--- Start of GIVEN RECORDS ---
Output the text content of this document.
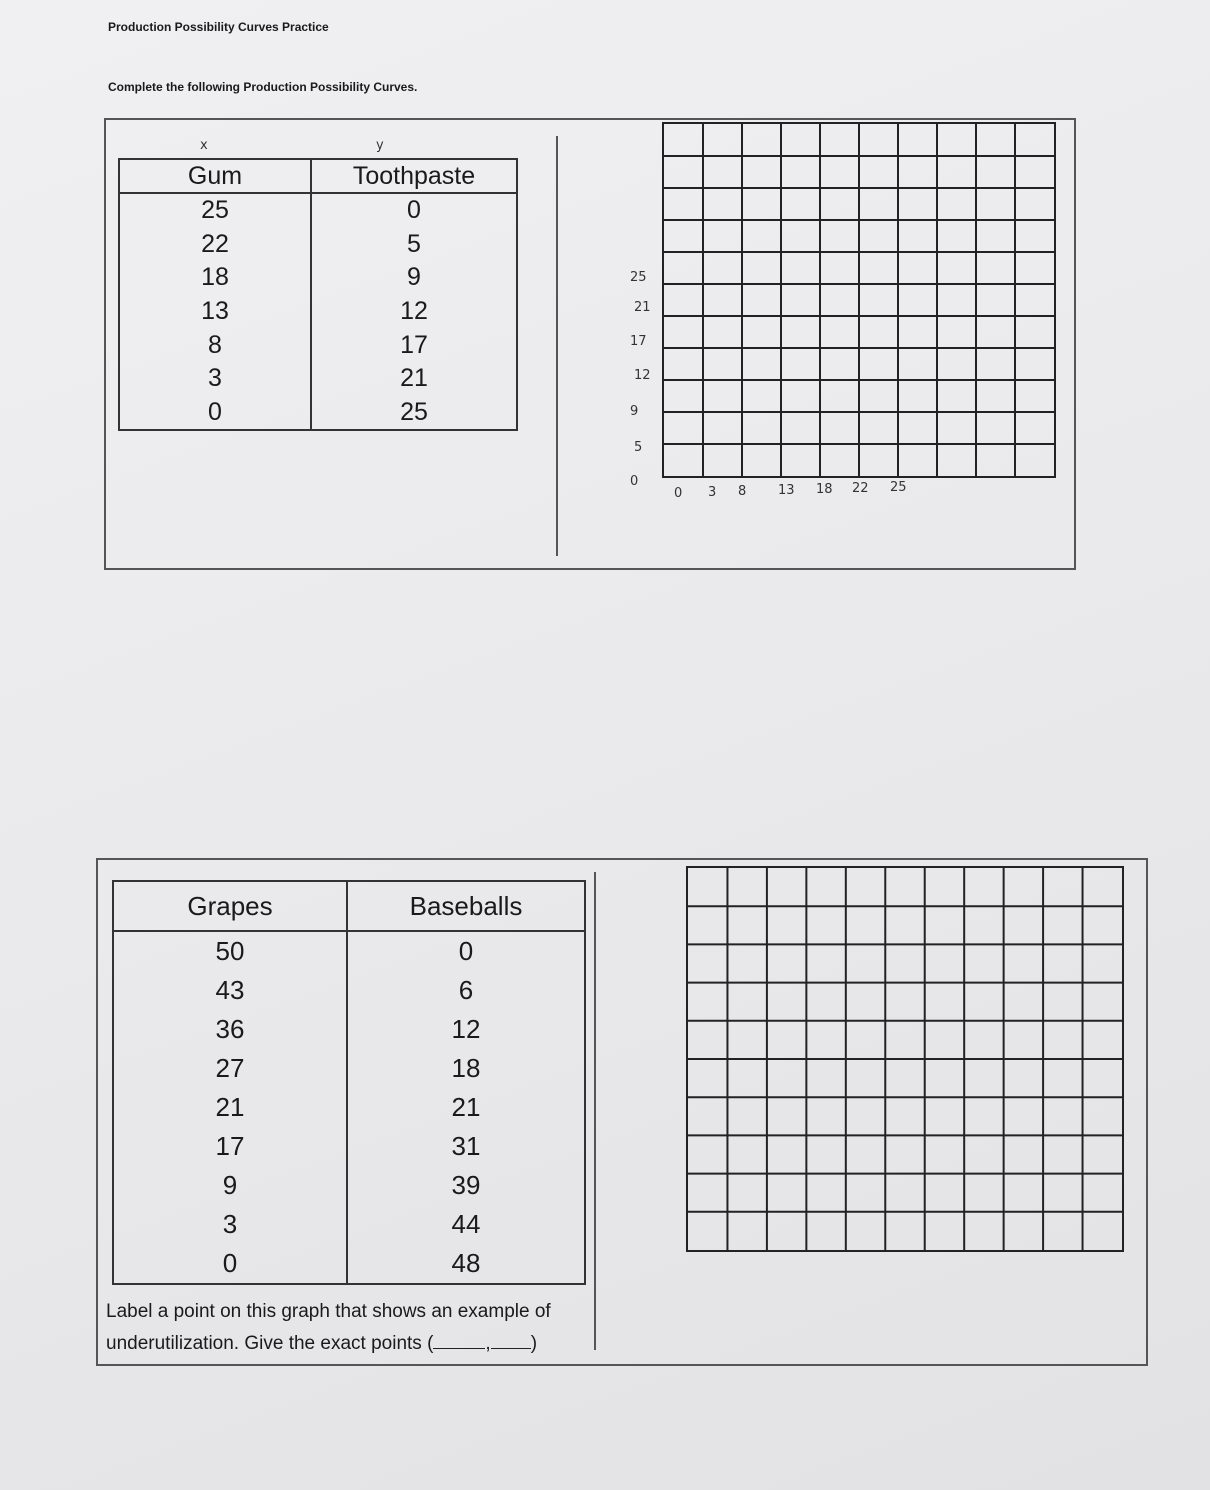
Production Possibility Curves Practice
Complete the following Production Possibility Curves.
x	y
Gum	Toothpaste
25	0
22	5
18	9
13	12
8	17
3	21
0	25
25
21
17
12
9
5
0
0 3 8 13 18 22 25
Grapes	Baseballs
50	0
43	6
36	12
27	18
21	21
17	31
9	39
3	44
0	48
Label a point on this graph that shows an example of
underutilization. Give the exact points (	, )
--- End of GIVEN RECORDS ---
> WORK TO BE COMPLETED
Transcribe every record above exactly, leaving out the pictures.

> EXPECTED OUTPUT
Output the text content of this document.
Production Possibility Curves Practice
Complete the following Production Possibility Curves.
x	y
Gum	Toothpaste
25	0
22	5
18	9
13	12
8	17
3	21
0	25
25
21
17
12
9
5
0
0 3 8 13 18 22 25
Grapes	Baseballs
50	0
43	6
36	12
27	18
21	21
17	31
9	39
3	44
0	48
Label a point on this graph that shows an example of
underutilization. Give the exact points (	, )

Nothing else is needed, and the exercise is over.